◆ RECORDS PROVIDED:
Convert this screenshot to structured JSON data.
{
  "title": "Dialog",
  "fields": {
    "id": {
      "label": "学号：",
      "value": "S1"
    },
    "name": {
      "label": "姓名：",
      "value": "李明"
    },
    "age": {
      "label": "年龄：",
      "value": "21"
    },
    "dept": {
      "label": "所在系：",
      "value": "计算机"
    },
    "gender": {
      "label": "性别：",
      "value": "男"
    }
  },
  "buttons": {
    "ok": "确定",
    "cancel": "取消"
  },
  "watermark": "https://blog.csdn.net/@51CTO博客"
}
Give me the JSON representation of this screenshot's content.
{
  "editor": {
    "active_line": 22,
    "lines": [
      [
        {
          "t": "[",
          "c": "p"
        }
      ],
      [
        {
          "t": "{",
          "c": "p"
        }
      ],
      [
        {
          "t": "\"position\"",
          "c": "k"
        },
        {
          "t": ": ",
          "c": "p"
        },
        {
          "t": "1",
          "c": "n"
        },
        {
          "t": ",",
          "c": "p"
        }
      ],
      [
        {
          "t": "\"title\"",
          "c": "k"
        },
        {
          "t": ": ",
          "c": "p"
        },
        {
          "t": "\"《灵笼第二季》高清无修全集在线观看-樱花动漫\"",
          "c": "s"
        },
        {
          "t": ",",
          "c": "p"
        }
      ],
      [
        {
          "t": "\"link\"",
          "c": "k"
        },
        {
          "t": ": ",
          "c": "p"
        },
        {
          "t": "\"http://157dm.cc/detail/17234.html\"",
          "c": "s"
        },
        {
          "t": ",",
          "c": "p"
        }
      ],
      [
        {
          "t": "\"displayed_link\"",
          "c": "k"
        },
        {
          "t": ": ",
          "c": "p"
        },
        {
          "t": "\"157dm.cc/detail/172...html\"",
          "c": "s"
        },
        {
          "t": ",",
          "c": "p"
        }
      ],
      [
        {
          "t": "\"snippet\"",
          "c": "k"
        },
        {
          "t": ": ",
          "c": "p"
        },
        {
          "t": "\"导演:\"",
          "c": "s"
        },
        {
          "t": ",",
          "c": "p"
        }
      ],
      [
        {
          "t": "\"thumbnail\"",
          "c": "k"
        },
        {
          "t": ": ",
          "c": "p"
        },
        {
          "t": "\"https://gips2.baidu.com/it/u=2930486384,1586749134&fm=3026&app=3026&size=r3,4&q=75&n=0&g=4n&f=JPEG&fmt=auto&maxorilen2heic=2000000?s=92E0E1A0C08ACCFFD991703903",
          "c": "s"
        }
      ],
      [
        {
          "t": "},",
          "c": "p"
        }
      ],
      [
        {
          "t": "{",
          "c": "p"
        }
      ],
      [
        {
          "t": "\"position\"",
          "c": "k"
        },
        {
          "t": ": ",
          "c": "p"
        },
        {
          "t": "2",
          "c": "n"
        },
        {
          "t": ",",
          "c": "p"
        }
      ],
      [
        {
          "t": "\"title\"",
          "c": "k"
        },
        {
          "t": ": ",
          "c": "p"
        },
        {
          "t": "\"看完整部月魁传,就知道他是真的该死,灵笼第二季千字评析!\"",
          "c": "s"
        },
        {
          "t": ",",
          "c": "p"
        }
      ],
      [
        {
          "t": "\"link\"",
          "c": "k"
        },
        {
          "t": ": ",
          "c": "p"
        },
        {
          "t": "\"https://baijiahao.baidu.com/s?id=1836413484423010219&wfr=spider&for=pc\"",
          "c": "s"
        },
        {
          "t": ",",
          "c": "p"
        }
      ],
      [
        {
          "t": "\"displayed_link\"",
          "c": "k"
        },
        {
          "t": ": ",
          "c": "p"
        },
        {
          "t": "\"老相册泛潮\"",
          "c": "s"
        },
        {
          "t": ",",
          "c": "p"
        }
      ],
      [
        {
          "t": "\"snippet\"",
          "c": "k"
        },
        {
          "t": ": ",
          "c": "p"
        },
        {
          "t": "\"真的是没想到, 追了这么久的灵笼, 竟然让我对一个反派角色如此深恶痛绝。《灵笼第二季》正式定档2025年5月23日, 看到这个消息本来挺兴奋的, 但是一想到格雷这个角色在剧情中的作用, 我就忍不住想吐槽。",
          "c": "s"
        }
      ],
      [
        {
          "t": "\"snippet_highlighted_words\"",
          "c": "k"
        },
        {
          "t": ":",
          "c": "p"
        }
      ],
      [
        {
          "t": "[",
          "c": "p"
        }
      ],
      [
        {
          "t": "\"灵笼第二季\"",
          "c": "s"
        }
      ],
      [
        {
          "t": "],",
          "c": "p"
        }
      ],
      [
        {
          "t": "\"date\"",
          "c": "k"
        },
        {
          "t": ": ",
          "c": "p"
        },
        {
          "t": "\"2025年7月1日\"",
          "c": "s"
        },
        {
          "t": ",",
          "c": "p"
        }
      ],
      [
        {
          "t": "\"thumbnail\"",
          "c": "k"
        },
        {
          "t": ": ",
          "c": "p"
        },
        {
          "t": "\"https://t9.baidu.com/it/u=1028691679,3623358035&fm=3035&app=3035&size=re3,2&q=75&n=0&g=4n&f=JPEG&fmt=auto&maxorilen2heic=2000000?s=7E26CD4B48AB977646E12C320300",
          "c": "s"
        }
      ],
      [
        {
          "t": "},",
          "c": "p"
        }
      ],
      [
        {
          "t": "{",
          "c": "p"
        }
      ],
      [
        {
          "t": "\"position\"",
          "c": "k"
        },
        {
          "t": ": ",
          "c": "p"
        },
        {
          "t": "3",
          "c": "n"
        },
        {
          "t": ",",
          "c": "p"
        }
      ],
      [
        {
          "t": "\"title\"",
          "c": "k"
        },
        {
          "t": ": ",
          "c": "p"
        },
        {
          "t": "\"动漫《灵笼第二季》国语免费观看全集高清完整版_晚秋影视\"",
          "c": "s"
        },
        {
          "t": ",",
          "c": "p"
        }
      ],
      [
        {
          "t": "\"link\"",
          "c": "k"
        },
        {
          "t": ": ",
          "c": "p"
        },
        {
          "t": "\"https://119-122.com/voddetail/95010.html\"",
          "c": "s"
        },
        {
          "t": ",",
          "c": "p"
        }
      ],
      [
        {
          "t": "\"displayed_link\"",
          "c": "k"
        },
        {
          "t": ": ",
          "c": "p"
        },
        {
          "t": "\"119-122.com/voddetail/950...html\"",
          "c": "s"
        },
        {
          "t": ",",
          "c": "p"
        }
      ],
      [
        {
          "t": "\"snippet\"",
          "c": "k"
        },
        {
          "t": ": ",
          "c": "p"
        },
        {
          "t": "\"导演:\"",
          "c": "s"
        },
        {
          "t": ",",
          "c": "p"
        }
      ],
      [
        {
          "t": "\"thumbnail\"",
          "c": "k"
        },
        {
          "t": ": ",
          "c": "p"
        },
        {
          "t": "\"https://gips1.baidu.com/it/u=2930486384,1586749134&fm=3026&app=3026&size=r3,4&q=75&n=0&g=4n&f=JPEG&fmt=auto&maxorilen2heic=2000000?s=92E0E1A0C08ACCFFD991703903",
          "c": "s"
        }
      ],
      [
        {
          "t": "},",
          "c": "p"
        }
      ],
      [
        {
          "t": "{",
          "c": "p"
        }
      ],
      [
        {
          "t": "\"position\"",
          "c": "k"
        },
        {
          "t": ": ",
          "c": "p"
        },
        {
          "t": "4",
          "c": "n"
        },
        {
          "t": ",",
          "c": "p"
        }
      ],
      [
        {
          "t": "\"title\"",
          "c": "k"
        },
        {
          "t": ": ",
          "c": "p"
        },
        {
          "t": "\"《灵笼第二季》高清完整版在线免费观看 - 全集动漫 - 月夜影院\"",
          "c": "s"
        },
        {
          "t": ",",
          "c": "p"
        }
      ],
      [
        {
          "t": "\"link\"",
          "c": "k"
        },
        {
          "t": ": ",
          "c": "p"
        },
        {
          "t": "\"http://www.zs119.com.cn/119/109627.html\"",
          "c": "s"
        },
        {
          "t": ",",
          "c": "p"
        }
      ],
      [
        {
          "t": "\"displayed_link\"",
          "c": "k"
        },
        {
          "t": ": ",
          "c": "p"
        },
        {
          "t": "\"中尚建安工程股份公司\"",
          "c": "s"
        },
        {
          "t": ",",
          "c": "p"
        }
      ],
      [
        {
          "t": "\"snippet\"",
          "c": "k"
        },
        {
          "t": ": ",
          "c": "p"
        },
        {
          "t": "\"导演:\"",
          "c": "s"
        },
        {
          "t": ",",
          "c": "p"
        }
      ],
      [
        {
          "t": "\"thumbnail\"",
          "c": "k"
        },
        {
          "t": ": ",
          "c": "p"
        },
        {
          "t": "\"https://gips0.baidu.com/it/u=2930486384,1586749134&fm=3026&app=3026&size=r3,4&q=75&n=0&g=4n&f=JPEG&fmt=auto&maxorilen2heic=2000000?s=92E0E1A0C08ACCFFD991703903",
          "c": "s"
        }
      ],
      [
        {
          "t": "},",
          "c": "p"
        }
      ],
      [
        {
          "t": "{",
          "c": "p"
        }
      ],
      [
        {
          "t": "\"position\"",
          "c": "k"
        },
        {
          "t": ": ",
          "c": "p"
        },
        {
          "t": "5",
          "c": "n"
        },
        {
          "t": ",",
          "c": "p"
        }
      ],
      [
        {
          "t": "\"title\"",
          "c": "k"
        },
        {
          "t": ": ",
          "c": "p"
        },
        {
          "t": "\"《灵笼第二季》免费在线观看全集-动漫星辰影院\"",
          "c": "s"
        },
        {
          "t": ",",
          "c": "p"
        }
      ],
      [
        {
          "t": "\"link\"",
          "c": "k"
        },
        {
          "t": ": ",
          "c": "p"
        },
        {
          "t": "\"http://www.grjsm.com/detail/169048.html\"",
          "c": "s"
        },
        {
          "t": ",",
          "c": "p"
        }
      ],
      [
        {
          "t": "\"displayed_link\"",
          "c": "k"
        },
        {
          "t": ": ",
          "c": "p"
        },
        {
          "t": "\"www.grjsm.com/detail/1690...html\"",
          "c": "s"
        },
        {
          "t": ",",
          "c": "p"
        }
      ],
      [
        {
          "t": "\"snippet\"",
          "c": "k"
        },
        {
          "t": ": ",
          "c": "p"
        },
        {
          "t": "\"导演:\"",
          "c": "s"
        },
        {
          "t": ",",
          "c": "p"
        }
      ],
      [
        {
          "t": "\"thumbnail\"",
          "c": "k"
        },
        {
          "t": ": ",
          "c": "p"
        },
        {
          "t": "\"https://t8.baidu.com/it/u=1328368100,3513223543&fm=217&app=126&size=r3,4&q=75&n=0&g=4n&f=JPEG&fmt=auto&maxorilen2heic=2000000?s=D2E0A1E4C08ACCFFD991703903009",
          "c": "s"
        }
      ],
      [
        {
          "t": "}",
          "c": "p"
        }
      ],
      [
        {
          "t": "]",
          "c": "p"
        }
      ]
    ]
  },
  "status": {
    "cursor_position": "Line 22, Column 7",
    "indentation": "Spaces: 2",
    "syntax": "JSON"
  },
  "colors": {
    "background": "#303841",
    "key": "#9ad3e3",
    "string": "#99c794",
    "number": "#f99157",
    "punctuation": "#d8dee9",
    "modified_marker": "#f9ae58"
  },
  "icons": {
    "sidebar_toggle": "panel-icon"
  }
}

◆ EXERCISE REQUIREMENTS:
Each line in the listing above that contains "html" should be copied.

◆ CORRECT RESULT:
          "t": "\"http://157dm.cc/detail/17234.html\"",
          "t": "\"157dm.cc/detail/172...html\"",
          "t": "\"https://119-122.com/voddetail/95010.html\"",
          "t": "\"119-122.com/voddetail/950...html\"",
          "t": "\"http://www.zs119.com.cn/119/109627.html\"",
          "t": "\"http://www.grjsm.com/detail/169048.html\"",
          "t": "\"www.grjsm.com/detail/1690...html\"",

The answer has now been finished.